▶ _Text block_
^^^^
Bronx Engineering
Facts
The plaintiff company carries on business in Tunis. The defendants are an engineering company whose registered office is at Stourbridge. The case for the plaintiffs is that on Sept. 7, 1973, the defendants contracted to sell certain machinery which they were to manufacture at the "ex-works" figure of 270,400, to which were to be added charges totalling 17,100 for transport to and loading on board ship, the final figure being thus 287,500. The defendants' term for delivery was as follows: Completion at our works ready for despatch nine months after receipt of order and after settlement of all technical and commercial details.
On Jan. 23, 1974, the plaintiffs paid the defendants the first 10 per cent. instalment of 28,750 and on Apr. 2 the instalment of 35 per cent. or 100,625, the payments made thus amounting to 129,375 or some 45 per cent. of the total purchase price. The balance of the 287,500 remains unpaid owing to the dispute which thereafter arose between the parties and led to the defendants intimating on Dec. 20, 1974, that the plaintiffs had repudiated the contract and that they were accepting such repudiation. They also intimated that they had found a Canadian buyer for the machinery at what appears to be a substantially enhanced price and that they were proposing to have it removed out of the jurisdiction to fulfil his contractual requirements. In the light of that information the plaintiffs issued a writ on Jan. 10, 1975, claiming (1) specific performance of the contract, (2) an injunction restraining the defendants from disposing of the machinery otherwise than for the plaintiffs and (3) damages.
Issue
But the plaintiffs cannot complain, I think, if this Court now starts by making the assumption in their favour that they will succeed in establishing at the trial a breach of contract by the defendants and if we thereafter proceed to consider whether, that being so, there would be any likelihood of the Court of trial decreeing specific performance of the contract of sale. If it appears to us that there would not be any likelihood, I think it follows that the interlocutory injunction sought ought not to be granted, for its object is to protect the plaintiff against such injury by the alleged violation of his contractual rights as he could not adequately be compensated for in damages were the issue of repudiation decided in his favour at the trial.
^^^^
▶ _Data section_
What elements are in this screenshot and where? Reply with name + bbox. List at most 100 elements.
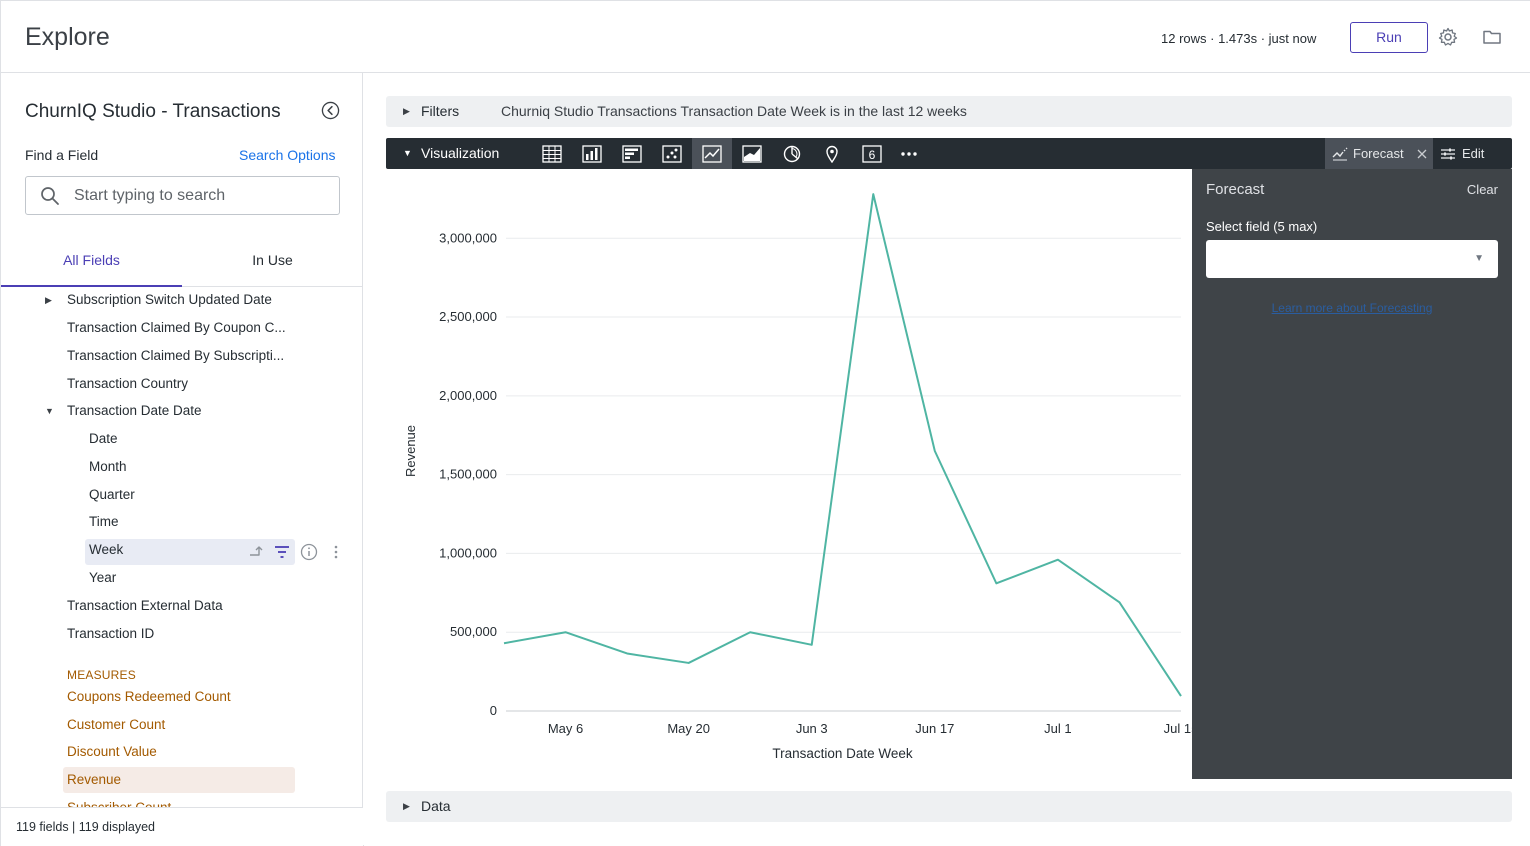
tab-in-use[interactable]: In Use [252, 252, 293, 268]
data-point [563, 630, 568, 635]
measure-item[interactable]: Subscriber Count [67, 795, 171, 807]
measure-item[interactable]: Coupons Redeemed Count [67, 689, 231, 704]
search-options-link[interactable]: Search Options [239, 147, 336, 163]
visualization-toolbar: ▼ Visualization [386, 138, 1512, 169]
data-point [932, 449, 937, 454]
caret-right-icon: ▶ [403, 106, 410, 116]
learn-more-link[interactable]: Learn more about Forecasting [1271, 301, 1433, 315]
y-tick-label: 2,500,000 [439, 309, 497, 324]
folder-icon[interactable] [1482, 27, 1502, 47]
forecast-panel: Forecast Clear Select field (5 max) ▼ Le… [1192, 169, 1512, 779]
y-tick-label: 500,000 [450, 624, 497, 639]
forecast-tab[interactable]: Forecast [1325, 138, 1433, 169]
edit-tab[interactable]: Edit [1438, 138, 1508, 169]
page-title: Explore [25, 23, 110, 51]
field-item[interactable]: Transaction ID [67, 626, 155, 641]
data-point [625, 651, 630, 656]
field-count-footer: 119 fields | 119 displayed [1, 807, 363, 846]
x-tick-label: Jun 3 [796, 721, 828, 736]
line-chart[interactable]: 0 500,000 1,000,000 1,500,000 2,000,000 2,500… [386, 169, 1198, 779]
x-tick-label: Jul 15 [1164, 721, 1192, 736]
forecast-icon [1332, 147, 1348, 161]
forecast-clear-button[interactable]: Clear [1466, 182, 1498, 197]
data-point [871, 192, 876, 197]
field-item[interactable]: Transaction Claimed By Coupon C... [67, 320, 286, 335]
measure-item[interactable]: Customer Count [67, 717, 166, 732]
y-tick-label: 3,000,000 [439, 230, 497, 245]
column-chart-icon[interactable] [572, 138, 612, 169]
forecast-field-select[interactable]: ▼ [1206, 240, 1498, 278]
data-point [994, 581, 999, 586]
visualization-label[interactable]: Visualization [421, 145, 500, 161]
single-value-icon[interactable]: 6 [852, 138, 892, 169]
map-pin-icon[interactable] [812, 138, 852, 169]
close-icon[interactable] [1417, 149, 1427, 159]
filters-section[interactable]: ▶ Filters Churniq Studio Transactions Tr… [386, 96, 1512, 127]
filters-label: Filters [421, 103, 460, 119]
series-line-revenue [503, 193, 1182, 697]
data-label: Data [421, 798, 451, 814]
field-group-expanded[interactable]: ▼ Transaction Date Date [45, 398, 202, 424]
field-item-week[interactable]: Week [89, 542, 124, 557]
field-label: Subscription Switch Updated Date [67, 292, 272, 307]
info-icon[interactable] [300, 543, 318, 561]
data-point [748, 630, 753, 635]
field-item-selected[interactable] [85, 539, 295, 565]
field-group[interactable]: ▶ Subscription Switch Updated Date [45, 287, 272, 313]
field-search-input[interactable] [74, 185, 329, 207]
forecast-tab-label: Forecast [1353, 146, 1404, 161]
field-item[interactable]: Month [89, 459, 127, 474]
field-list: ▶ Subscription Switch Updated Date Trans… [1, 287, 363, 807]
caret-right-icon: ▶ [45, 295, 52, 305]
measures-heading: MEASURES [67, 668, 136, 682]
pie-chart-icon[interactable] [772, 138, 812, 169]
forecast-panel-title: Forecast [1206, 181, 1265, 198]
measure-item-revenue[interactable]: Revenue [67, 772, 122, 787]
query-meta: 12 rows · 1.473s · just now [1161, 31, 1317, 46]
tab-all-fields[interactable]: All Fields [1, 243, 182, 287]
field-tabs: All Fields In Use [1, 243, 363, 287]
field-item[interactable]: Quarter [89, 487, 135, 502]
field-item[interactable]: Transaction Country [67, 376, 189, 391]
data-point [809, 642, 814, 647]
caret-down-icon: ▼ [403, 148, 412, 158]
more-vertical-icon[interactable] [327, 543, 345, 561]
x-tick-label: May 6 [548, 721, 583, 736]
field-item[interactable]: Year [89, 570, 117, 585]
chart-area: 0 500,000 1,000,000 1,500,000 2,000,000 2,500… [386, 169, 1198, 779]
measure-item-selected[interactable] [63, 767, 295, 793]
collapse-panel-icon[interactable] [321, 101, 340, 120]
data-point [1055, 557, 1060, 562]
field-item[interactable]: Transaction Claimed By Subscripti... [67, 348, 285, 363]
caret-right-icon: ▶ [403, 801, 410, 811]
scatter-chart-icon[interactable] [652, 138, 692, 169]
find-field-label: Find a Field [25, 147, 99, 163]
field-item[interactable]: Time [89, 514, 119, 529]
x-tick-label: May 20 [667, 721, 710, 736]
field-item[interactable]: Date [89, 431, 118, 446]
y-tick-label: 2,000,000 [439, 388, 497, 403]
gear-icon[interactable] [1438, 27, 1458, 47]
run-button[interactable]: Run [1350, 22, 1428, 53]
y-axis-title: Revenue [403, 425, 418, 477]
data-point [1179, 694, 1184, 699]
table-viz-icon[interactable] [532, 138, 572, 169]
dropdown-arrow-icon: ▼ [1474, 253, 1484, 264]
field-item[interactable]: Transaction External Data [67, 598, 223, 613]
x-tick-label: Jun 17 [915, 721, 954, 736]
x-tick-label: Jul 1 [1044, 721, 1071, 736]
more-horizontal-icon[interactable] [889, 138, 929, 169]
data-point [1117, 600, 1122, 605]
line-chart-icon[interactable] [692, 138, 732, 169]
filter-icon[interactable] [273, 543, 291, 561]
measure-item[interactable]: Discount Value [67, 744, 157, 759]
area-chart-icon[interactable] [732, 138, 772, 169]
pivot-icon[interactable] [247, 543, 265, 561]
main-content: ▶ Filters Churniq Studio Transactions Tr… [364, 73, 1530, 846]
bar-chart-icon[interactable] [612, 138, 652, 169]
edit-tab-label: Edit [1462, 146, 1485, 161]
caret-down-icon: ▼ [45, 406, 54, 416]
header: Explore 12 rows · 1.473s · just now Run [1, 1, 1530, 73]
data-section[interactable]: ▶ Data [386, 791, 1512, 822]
^^^^
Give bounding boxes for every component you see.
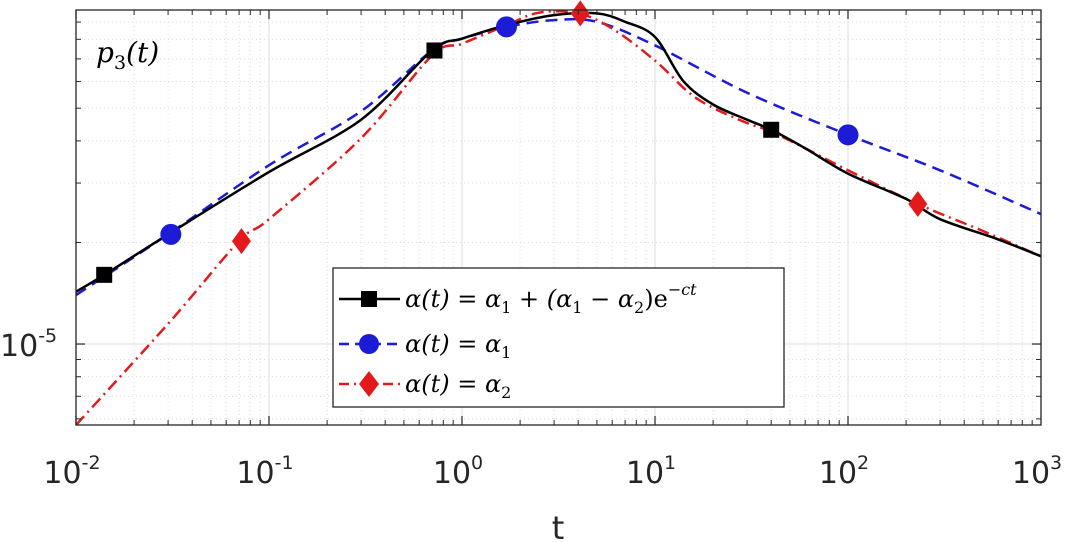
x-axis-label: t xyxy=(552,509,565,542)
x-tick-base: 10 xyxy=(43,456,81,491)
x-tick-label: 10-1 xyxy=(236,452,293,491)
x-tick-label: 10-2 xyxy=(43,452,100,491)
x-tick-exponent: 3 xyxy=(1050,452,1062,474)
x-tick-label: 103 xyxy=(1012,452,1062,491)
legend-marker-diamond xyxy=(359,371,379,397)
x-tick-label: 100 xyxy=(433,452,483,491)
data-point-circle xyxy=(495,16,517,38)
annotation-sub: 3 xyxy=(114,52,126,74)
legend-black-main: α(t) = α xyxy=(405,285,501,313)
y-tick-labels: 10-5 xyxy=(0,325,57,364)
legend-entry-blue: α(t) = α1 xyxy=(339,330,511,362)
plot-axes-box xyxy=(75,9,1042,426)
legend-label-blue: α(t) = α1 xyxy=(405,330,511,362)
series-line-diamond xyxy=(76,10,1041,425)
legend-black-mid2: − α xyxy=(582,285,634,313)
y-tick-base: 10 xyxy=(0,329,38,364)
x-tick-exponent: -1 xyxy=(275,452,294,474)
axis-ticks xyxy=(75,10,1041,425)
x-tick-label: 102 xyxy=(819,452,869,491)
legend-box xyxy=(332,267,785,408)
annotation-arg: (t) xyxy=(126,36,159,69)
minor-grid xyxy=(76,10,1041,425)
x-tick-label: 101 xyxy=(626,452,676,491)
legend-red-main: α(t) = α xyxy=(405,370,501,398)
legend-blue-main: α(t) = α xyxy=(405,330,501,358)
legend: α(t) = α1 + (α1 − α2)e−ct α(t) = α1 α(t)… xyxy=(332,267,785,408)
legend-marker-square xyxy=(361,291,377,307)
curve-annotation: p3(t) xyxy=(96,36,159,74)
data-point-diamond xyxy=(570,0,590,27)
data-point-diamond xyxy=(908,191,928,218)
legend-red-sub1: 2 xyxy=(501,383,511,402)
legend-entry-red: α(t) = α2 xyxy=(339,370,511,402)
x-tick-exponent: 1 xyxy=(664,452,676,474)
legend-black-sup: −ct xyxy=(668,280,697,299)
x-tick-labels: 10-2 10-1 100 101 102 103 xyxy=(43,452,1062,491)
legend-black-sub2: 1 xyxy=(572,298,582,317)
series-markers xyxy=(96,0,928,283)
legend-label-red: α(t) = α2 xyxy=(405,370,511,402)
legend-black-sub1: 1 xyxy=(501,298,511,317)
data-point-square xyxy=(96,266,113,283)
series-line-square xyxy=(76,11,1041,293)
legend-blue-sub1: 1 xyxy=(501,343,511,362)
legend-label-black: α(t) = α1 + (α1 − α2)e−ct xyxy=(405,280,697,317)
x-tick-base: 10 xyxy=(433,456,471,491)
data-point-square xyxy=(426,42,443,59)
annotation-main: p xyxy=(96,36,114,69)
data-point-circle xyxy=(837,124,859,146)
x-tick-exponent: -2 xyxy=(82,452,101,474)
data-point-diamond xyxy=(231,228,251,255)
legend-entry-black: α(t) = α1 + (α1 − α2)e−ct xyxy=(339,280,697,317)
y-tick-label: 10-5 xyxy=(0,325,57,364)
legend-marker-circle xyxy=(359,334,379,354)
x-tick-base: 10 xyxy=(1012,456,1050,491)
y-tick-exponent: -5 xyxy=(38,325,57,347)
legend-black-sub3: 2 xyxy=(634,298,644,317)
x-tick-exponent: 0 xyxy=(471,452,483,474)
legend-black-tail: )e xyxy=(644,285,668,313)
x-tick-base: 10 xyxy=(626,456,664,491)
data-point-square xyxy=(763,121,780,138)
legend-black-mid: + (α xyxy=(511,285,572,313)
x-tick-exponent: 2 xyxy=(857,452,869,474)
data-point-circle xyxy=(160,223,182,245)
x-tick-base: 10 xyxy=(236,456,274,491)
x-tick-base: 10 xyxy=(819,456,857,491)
^^^^
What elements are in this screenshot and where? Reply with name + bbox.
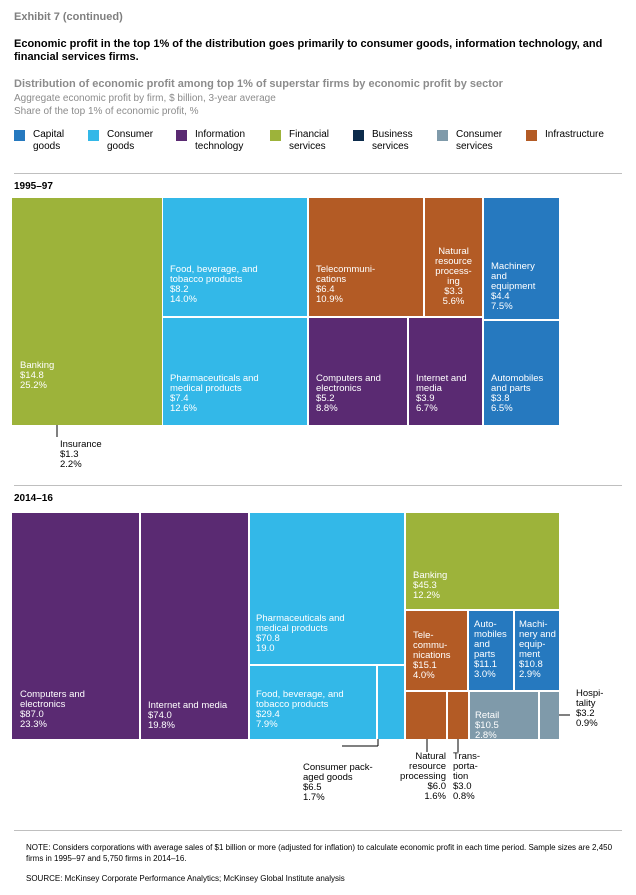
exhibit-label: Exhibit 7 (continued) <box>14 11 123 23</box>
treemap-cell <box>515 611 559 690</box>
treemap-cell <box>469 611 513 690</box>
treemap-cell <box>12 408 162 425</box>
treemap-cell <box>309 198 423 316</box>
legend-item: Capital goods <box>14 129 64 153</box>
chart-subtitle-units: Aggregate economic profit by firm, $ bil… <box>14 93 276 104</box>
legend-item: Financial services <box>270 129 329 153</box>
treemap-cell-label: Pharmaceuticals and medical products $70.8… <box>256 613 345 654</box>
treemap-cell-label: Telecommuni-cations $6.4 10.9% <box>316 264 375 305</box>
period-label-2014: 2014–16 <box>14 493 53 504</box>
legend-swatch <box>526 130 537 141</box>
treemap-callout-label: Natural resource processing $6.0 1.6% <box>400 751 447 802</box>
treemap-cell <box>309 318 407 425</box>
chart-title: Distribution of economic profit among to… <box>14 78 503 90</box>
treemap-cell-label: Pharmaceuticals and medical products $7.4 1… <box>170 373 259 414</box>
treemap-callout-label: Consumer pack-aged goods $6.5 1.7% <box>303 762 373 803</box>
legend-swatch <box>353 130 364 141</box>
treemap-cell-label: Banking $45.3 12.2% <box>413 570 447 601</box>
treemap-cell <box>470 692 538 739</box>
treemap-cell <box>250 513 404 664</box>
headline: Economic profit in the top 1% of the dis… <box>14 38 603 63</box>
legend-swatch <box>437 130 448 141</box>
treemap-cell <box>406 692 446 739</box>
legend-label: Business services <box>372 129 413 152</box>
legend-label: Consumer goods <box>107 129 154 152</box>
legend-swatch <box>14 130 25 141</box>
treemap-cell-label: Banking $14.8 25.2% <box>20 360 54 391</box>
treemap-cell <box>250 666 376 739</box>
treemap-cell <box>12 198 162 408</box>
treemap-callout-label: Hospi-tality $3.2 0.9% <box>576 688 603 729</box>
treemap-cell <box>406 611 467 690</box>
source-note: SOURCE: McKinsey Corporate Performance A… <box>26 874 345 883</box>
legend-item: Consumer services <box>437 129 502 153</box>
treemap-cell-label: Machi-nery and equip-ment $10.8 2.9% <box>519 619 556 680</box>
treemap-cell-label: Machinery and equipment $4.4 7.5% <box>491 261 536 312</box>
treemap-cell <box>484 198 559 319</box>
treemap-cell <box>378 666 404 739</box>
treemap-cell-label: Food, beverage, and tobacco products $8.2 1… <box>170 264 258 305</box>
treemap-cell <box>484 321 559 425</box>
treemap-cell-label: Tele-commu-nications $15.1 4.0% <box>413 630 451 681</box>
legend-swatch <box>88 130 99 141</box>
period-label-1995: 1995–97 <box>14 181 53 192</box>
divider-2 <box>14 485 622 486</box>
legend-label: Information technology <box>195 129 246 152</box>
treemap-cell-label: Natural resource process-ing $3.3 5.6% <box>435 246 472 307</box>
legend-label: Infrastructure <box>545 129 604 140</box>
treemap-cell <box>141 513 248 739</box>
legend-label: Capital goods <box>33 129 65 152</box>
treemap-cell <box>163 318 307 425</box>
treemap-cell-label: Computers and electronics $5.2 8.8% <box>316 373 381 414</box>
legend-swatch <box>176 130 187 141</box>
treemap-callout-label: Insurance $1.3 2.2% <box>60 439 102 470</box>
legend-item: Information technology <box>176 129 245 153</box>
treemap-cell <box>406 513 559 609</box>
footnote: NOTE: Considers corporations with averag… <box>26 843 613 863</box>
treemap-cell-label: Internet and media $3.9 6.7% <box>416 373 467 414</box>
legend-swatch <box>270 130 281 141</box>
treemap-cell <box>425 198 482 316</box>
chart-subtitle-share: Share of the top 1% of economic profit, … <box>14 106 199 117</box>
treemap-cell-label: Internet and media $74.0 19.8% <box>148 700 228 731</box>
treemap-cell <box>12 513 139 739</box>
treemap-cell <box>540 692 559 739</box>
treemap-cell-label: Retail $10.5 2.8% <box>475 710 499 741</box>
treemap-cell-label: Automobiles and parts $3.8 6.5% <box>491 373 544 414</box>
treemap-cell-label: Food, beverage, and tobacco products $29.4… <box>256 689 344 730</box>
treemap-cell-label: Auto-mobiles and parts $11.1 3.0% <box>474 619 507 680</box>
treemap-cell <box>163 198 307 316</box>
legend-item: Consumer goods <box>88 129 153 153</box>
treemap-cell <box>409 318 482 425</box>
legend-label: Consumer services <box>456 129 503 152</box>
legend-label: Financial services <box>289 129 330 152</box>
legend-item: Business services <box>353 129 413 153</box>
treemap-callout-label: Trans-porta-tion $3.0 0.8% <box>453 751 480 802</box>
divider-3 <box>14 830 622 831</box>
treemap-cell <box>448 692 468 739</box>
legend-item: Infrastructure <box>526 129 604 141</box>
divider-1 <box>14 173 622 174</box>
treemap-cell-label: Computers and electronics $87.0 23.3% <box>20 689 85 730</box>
^^^^
▶ _Brief A_
In the Bronx Engineering case text, on what date did the plaintiffs issue their writ?
▶ _Brief B_
Transcribe the part of the Bronx Engineering case text that opens with the words "Bronx Engineering" and closes with "and commercial details.".

▶ _Exercise response A_
Jan. 10, 1975

▶ _Exercise response B_
Bronx Engineering
Facts
The plaintiff company carries on business in Tunis. The defendants are an engineering company whose registered office is at Stourbridge. The case for the plaintiffs is that on Sept. 7, 1973, the defendants contracted to sell certain machinery which they were to manufacture at the "ex-works" figure of 270,400, to which were to be added charges totalling 17,100 for transport to and loading on board ship, the final figure being thus 287,500. The defendants' term for delivery was as follows: Completion at our works ready for despatch nine months after receipt of order and after settlement of all technical and commercial details.